--- Data for this exercise ---

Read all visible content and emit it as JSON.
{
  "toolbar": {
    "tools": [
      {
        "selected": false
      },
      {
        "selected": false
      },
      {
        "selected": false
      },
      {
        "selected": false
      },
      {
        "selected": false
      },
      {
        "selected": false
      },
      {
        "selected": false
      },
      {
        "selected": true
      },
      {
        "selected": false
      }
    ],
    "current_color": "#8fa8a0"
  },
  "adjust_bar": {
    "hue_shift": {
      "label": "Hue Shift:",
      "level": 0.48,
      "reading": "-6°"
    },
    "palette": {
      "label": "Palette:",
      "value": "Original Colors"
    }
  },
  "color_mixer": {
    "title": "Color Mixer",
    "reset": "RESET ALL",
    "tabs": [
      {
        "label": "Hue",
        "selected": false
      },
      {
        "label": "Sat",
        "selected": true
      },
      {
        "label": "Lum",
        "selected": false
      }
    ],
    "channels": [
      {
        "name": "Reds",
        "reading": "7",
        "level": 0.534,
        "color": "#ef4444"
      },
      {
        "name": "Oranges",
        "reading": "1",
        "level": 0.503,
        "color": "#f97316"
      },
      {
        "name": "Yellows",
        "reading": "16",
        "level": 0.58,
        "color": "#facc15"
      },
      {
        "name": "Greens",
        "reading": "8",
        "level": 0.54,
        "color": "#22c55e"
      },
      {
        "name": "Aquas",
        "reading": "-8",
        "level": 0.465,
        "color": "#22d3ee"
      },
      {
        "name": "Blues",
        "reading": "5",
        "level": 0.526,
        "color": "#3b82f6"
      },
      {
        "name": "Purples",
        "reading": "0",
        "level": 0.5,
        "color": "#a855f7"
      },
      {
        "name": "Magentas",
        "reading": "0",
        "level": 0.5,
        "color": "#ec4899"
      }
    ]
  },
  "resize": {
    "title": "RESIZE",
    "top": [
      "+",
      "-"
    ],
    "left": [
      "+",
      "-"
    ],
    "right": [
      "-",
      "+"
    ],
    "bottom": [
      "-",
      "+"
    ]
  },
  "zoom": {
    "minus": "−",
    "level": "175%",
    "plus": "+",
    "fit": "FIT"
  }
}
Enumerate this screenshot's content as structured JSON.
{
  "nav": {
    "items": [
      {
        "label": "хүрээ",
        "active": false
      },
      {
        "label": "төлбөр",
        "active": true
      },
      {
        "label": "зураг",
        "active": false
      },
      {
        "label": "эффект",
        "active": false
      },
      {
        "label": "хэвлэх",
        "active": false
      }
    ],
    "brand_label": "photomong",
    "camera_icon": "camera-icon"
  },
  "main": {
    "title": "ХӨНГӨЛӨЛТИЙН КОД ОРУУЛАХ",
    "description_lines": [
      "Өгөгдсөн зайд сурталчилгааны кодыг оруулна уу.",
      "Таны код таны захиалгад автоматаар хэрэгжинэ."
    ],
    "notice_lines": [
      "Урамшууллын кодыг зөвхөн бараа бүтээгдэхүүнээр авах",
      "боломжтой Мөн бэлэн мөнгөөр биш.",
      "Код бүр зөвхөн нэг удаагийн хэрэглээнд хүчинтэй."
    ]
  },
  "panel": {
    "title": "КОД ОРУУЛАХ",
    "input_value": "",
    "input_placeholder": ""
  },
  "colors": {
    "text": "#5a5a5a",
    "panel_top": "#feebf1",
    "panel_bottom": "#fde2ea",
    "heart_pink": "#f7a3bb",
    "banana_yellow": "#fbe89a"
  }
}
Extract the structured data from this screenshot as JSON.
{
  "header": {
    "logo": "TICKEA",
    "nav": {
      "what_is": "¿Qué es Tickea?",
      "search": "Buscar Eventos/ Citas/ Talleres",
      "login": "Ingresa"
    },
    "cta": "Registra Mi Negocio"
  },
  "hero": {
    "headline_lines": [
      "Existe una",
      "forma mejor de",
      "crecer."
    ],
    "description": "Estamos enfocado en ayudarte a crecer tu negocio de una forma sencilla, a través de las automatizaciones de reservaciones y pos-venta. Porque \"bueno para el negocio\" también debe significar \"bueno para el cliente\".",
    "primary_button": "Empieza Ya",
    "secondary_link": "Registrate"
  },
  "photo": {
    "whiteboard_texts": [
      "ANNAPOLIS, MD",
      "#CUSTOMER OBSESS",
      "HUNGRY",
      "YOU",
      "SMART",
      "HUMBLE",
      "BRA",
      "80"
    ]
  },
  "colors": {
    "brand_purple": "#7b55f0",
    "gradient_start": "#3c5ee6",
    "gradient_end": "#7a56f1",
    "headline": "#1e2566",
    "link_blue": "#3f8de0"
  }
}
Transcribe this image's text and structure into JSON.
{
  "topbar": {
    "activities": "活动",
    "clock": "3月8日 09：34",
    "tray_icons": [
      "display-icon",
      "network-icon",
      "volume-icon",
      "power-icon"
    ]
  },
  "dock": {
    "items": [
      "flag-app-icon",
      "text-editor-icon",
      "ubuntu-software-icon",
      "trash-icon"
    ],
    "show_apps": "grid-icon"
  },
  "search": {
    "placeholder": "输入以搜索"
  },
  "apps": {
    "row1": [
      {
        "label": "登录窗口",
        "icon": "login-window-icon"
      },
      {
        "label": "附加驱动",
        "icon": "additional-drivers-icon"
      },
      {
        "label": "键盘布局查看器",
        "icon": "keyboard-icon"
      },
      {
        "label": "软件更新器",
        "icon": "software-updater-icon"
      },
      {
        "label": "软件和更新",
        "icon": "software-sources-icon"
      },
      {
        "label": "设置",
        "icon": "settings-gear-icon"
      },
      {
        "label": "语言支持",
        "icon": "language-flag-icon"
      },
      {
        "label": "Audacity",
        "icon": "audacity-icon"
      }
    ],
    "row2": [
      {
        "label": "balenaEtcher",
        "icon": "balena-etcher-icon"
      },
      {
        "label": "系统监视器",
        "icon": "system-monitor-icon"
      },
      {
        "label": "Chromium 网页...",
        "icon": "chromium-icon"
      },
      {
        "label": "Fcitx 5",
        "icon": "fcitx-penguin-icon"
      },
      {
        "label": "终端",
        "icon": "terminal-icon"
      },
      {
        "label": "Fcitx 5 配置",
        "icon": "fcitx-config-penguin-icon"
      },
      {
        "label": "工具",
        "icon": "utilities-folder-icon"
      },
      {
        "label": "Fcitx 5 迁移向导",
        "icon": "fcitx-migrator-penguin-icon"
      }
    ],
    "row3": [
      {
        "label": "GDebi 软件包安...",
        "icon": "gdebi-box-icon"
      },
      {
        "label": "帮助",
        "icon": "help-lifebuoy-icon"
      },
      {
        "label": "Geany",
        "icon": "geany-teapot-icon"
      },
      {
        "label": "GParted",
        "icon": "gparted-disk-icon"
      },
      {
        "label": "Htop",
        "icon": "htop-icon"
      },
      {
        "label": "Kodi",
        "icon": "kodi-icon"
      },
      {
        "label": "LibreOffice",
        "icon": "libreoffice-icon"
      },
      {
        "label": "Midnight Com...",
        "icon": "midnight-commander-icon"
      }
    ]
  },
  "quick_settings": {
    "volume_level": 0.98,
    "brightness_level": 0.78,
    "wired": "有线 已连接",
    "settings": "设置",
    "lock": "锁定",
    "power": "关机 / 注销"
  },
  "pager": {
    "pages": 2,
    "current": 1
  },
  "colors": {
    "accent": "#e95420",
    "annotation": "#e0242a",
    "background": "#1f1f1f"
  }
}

---

**Description of the task**: Identify the lines in the records above that contain the word "content", then state how many there are and nothing more.

**Solved problem**: 2